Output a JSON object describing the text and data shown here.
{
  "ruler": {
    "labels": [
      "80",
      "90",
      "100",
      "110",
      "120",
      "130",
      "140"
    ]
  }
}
○ ○ ○ ○ ○
Problem statement:
Retype all of the material, keeping each line exact.

Full answer:
Output a JSON object describing the text and data shown here.
{
  "ruler": {
    "labels": [
      "80",
      "90",
      "100",
      "110",
      "120",
      "130",
      "140"
    ]
  }
}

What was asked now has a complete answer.